= TASK TO COMPLETE =
Reproduce the listing below without changes, except that pictures are left out.

= SUPPLIED RECORDS =

◇ ◇ ◇ ◇ ◇

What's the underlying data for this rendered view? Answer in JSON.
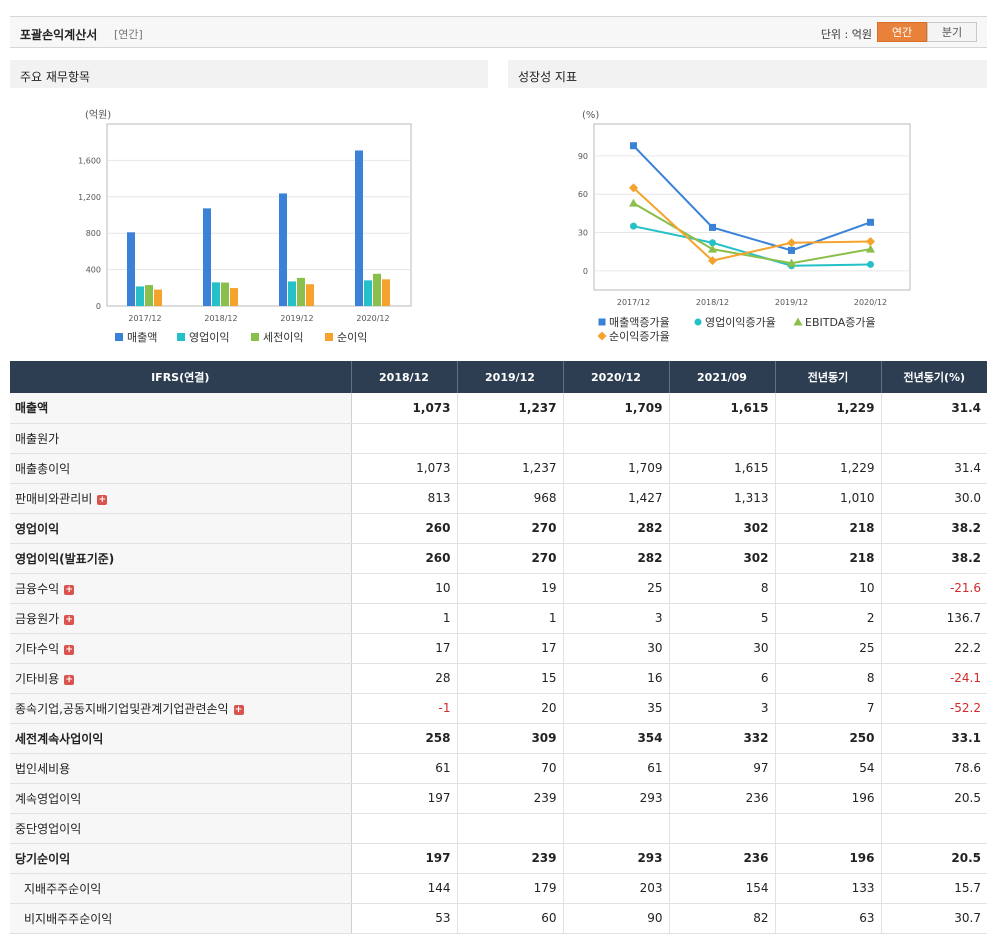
{
  "header": {
    "title": "포괄손익계산서",
    "subtitle": "[연간]",
    "unit_label": "단위 : 억원",
    "toggle_annual": "연간",
    "toggle_quarter": "분기"
  },
  "panels": {
    "left_title": "주요 재무항목",
    "right_title": "성장성 지표"
  },
  "colors": {
    "sales": "#3a82d8",
    "op": "#26c0c9",
    "pretax": "#8bbf4b",
    "net": "#f5a32c",
    "header_bg": "#2d3e52",
    "active": "#e8823a",
    "negative": "#d42a2a"
  },
  "chart_data": [
    {
      "type": "bar",
      "title": "주요 재무항목",
      "ylabel": "(억원)",
      "categories": [
        "2017/12",
        "2018/12",
        "2019/12",
        "2020/12"
      ],
      "series": [
        {
          "name": "매출액",
          "values": [
            810,
            1073,
            1237,
            1709
          ]
        },
        {
          "name": "영업이익",
          "values": [
            215,
            260,
            270,
            282
          ]
        },
        {
          "name": "세전이익",
          "values": [
            230,
            258,
            309,
            354
          ]
        },
        {
          "name": "순이익",
          "values": [
            180,
            197,
            239,
            293
          ]
        }
      ],
      "ylim": [
        0,
        2000
      ],
      "yticks": [
        "0",
        "400",
        "800",
        "1,200",
        "1,600"
      ],
      "legend": "bottom",
      "grid": true
    },
    {
      "type": "line",
      "title": "성장성 지표",
      "ylabel": "(%)",
      "categories": [
        "2017/12",
        "2018/12",
        "2019/12",
        "2020/12"
      ],
      "series": [
        {
          "name": "매출액증가율",
          "values": [
            98,
            34,
            16,
            38
          ]
        },
        {
          "name": "영업이익증가율",
          "values": [
            35,
            22,
            4,
            5
          ]
        },
        {
          "name": "EBITDA증가율",
          "values": [
            53,
            17,
            6,
            17
          ]
        },
        {
          "name": "순이익증가율",
          "values": [
            65,
            8,
            22,
            23
          ]
        }
      ],
      "ylim": [
        -15,
        115
      ],
      "yticks": [
        "0",
        "30",
        "60",
        "90"
      ],
      "legend": "bottom",
      "grid": true
    }
  ],
  "table": {
    "headers": [
      "IFRS(연결)",
      "2018/12",
      "2019/12",
      "2020/12",
      "2021/09",
      "전년동기",
      "전년동기(%)"
    ],
    "rows": [
      {
        "label": "매출액",
        "bold": true,
        "values": [
          "1,073",
          "1,237",
          "1,709",
          "1,615",
          "1,229",
          "31.4"
        ]
      },
      {
        "label": "매출원가",
        "values": [
          "",
          "",
          "",
          "",
          "",
          ""
        ]
      },
      {
        "label": "매출총이익",
        "values": [
          "1,073",
          "1,237",
          "1,709",
          "1,615",
          "1,229",
          "31.4"
        ]
      },
      {
        "label": "판매비와관리비",
        "plus": true,
        "values": [
          "813",
          "968",
          "1,427",
          "1,313",
          "1,010",
          "30.0"
        ]
      },
      {
        "label": "영업이익",
        "bold": true,
        "sep": true,
        "values": [
          "260",
          "270",
          "282",
          "302",
          "218",
          "38.2"
        ]
      },
      {
        "label": "영업이익(발표기준)",
        "bold": true,
        "values": [
          "260",
          "270",
          "282",
          "302",
          "218",
          "38.2"
        ]
      },
      {
        "label": "금융수익",
        "plus": true,
        "values": [
          "10",
          "19",
          "25",
          "8",
          "10",
          "-21.6"
        ]
      },
      {
        "label": "금융원가",
        "plus": true,
        "values": [
          "1",
          "1",
          "3",
          "5",
          "2",
          "136.7"
        ]
      },
      {
        "label": "기타수익",
        "plus": true,
        "values": [
          "17",
          "17",
          "30",
          "30",
          "25",
          "22.2"
        ]
      },
      {
        "label": "기타비용",
        "plus": true,
        "values": [
          "28",
          "15",
          "16",
          "6",
          "8",
          "-24.1"
        ]
      },
      {
        "label": "종속기업,공동지배기업및관계기업관련손익",
        "plus": true,
        "values": [
          "-1",
          "20",
          "35",
          "3",
          "7",
          "-52.2"
        ]
      },
      {
        "label": "세전계속사업이익",
        "bold": true,
        "sep": true,
        "values": [
          "258",
          "309",
          "354",
          "332",
          "250",
          "33.1"
        ]
      },
      {
        "label": "법인세비용",
        "values": [
          "61",
          "70",
          "61",
          "97",
          "54",
          "78.6"
        ]
      },
      {
        "label": "계속영업이익",
        "values": [
          "197",
          "239",
          "293",
          "236",
          "196",
          "20.5"
        ]
      },
      {
        "label": "중단영업이익",
        "values": [
          "",
          "",
          "",
          "",
          "",
          ""
        ]
      },
      {
        "label": "당기순이익",
        "bold": true,
        "values": [
          "197",
          "239",
          "293",
          "236",
          "196",
          "20.5"
        ]
      },
      {
        "label": "지배주주순이익",
        "indent": true,
        "values": [
          "144",
          "179",
          "203",
          "154",
          "133",
          "15.7"
        ]
      },
      {
        "label": "비지배주주순이익",
        "indent": true,
        "values": [
          "53",
          "60",
          "90",
          "82",
          "63",
          "30.7"
        ]
      }
    ]
  }
}
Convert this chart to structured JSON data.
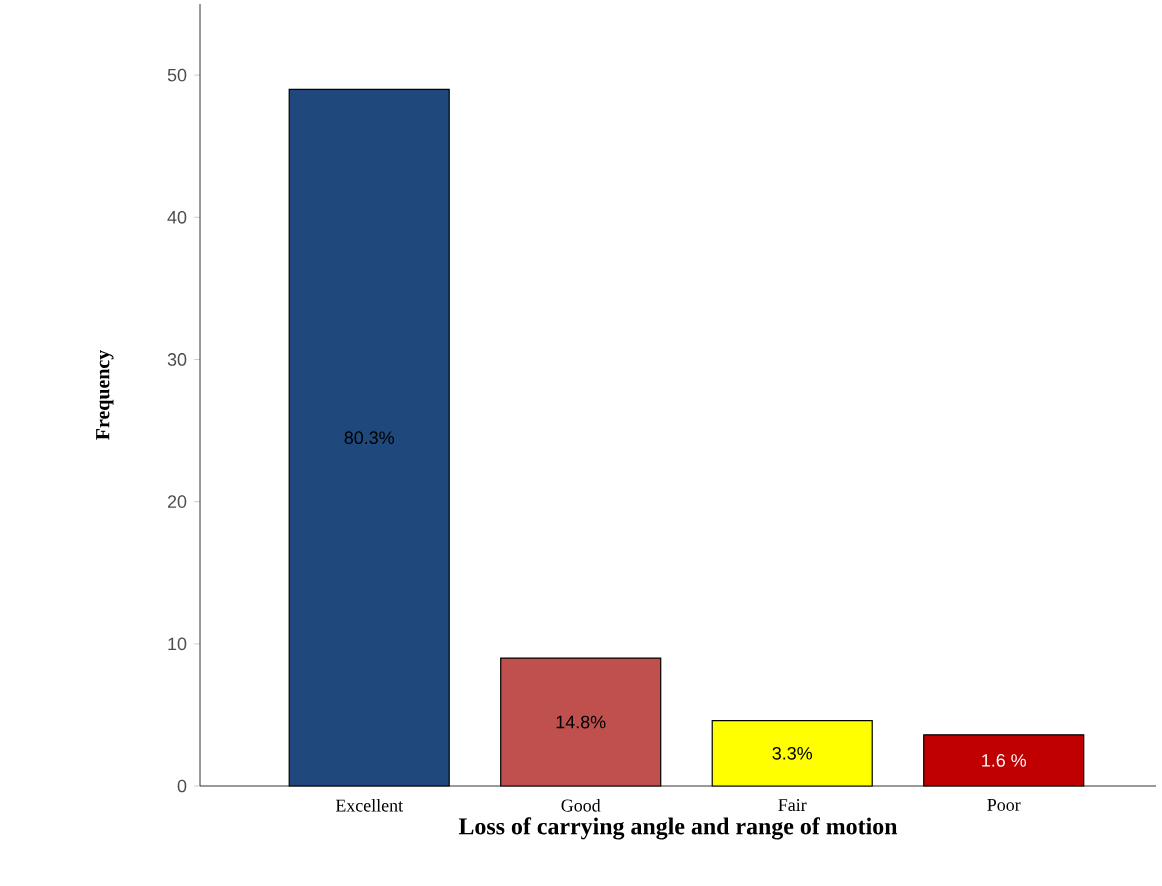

◇ ◇ ◇ ◇ ◇

= THE REPLY =
What's the underlying data for this rendered view? Answer in JSON.
{
  "header": {
    "title": "포괄손익계산서",
    "subtitle": "[연간]",
    "unit_label": "단위 : 억원",
    "toggle_annual": "연간",
    "toggle_quarter": "분기"
  },
  "panels": {
    "left_title": "주요 재무항목",
    "right_title": "성장성 지표"
  },
  "colors": {
    "sales": "#3a82d8",
    "op": "#26c0c9",
    "pretax": "#8bbf4b",
    "net": "#f5a32c",
    "header_bg": "#2d3e52",
    "active": "#e8823a",
    "negative": "#d42a2a"
  },
  "chart_data": [
    {
      "type": "bar",
      "title": "주요 재무항목",
      "ylabel": "(억원)",
      "categories": [
        "2017/12",
        "2018/12",
        "2019/12",
        "2020/12"
      ],
      "series": [
        {
          "name": "매출액",
          "values": [
            810,
            1073,
            1237,
            1709
          ]
        },
        {
          "name": "영업이익",
          "values": [
            215,
            260,
            270,
            282
          ]
        },
        {
          "name": "세전이익",
          "values": [
            230,
            258,
            309,
            354
          ]
        },
        {
          "name": "순이익",
          "values": [
            180,
            197,
            239,
            293
          ]
        }
      ],
      "ylim": [
        0,
        2000
      ],
      "yticks": [
        "0",
        "400",
        "800",
        "1,200",
        "1,600"
      ],
      "legend": "bottom",
      "grid": true
    },
    {
      "type": "line",
      "title": "성장성 지표",
      "ylabel": "(%)",
      "categories": [
        "2017/12",
        "2018/12",
        "2019/12",
        "2020/12"
      ],
      "series": [
        {
          "name": "매출액증가율",
          "values": [
            98,
            34,
            16,
            38
          ]
        },
        {
          "name": "영업이익증가율",
          "values": [
            35,
            22,
            4,
            5
          ]
        },
        {
          "name": "EBITDA증가율",
          "values": [
            53,
            17,
            6,
            17
          ]
        },
        {
          "name": "순이익증가율",
          "values": [
            65,
            8,
            22,
            23
          ]
        }
      ],
      "ylim": [
        -15,
        115
      ],
      "yticks": [
        "0",
        "30",
        "60",
        "90"
      ],
      "legend": "bottom",
      "grid": true
    }
  ],
  "table": {
    "headers": [
      "IFRS(연결)",
      "2018/12",
      "2019/12",
      "2020/12",
      "2021/09",
      "전년동기",
      "전년동기(%)"
    ],
    "rows": [
      {
        "label": "매출액",
        "bold": true,
        "values": [
          "1,073",
          "1,237",
          "1,709",
          "1,615",
          "1,229",
          "31.4"
        ]
      },
      {
        "label": "매출원가",
        "values": [
          "",
          "",
          "",
          "",
          "",
          ""
        ]
      },
      {
        "label": "매출총이익",
        "values": [
          "1,073",
          "1,237",
          "1,709",
          "1,615",
          "1,229",
          "31.4"
        ]
      },
      {
        "label": "판매비와관리비",
        "plus": true,
        "values": [
          "813",
          "968",
          "1,427",
          "1,313",
          "1,010",
          "30.0"
        ]
      },
      {
        "label": "영업이익",
        "bold": true,
        "sep": true,
        "values": [
          "260",
          "270",
          "282",
          "302",
          "218",
          "38.2"
        ]
      },
      {
        "label": "영업이익(발표기준)",
        "bold": true,
        "values": [
          "260",
          "270",
          "282",
          "302",
          "218",
          "38.2"
        ]
      },
      {
        "label": "금융수익",
        "plus": true,
        "values": [
          "10",
          "19",
          "25",
          "8",
          "10",
          "-21.6"
        ]
      },
      {
        "label": "금융원가",
        "plus": true,
        "values": [
          "1",
          "1",
          "3",
          "5",
          "2",
          "136.7"
        ]
      },
      {
        "label": "기타수익",
        "plus": true,
        "values": [
          "17",
          "17",
          "30",
          "30",
          "25",
          "22.2"
        ]
      },
      {
        "label": "기타비용",
        "plus": true,
        "values": [
          "28",
          "15",
          "16",
          "6",
          "8",
          "-24.1"
        ]
      },
      {
        "label": "종속기업,공동지배기업및관계기업관련손익",
        "plus": true,
        "values": [
          "-1",
          "20",
          "35",
          "3",
          "7",
          "-52.2"
        ]
      },
      {
        "label": "세전계속사업이익",
        "bold": true,
        "sep": true,
        "values": [
          "258",
          "309",
          "354",
          "332",
          "250",
          "33.1"
        ]
      },
      {
        "label": "법인세비용",
        "values": [
          "61",
          "70",
          "61",
          "97",
          "54",
          "78.6"
        ]
      },
      {
        "label": "계속영업이익",
        "values": [
          "197",
          "239",
          "293",
          "236",
          "196",
          "20.5"
        ]
      },
      {
        "label": "중단영업이익",
        "values": [
          "",
          "",
          "",
          "",
          "",
          ""
        ]
      },
      {
        "label": "당기순이익",
        "bold": true,
        "values": [
          "197",
          "239",
          "293",
          "236",
          "196",
          "20.5"
        ]
      },
      {
        "label": "지배주주순이익",
        "indent": true,
        "values": [
          "144",
          "179",
          "203",
          "154",
          "133",
          "15.7"
        ]
      },
      {
        "label": "비지배주주순이익",
        "indent": true,
        "values": [
          "53",
          "60",
          "90",
          "82",
          "63",
          "30.7"
        ]
      }
    ]
  }
}
Convert this chart to structured JSON data.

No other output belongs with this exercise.